(How to complete this task)
Write out all the data again, exactly as it stands.

-=-=-

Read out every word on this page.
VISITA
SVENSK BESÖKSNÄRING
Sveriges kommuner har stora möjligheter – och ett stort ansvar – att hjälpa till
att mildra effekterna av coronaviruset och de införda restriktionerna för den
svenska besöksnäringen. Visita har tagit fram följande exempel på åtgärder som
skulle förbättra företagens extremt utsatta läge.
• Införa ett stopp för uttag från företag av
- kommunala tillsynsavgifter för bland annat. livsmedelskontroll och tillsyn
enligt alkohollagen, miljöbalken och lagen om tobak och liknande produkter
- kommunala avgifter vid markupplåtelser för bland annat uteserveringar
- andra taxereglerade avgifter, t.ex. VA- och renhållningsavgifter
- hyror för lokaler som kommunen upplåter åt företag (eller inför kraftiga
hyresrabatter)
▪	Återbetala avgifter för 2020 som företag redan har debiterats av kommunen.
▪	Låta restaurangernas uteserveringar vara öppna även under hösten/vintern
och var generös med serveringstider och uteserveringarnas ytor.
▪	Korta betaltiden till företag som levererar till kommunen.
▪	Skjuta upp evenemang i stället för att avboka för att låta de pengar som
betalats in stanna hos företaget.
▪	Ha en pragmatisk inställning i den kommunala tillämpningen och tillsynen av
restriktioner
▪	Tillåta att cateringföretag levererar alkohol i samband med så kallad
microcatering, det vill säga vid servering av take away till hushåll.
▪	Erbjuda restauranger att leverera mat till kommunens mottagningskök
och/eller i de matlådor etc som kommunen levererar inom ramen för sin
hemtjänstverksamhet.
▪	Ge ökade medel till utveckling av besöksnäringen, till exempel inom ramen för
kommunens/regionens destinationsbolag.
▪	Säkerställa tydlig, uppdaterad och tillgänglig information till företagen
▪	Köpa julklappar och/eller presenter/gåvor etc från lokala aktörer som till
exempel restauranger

-=-=-

(Answer section)
Read out every word on this page.
VISITA
SVENSK BESÖKSNÄRING
Sveriges kommuner har stora möjligheter – och ett stort ansvar – att hjälpa till
att mildra effekterna av coronaviruset och de införda restriktionerna för den
svenska besöksnäringen. Visita har tagit fram följande exempel på åtgärder som
skulle förbättra företagens extremt utsatta läge.
• Införa ett stopp för uttag från företag av
- kommunala tillsynsavgifter för bland annat. livsmedelskontroll och tillsyn
enligt alkohollagen, miljöbalken och lagen om tobak och liknande produkter
- kommunala avgifter vid markupplåtelser för bland annat uteserveringar
- andra taxereglerade avgifter, t.ex. VA- och renhållningsavgifter
- hyror för lokaler som kommunen upplåter åt företag (eller inför kraftiga
hyresrabatter)
▪	Återbetala avgifter för 2020 som företag redan har debiterats av kommunen.
▪	Låta restaurangernas uteserveringar vara öppna även under hösten/vintern
och var generös med serveringstider och uteserveringarnas ytor.
▪	Korta betaltiden till företag som levererar till kommunen.
▪	Skjuta upp evenemang i stället för att avboka för att låta de pengar som
betalats in stanna hos företaget.
▪	Ha en pragmatisk inställning i den kommunala tillämpningen och tillsynen av
restriktioner
▪	Tillåta att cateringföretag levererar alkohol i samband med så kallad
microcatering, det vill säga vid servering av take away till hushåll.
▪	Erbjuda restauranger att leverera mat till kommunens mottagningskök
och/eller i de matlådor etc som kommunen levererar inom ramen för sin
hemtjänstverksamhet.
▪	Ge ökade medel till utveckling av besöksnäringen, till exempel inom ramen för
kommunens/regionens destinationsbolag.
▪	Säkerställa tydlig, uppdaterad och tillgänglig information till företagen
▪	Köpa julklappar och/eller presenter/gåvor etc från lokala aktörer som till
exempel restauranger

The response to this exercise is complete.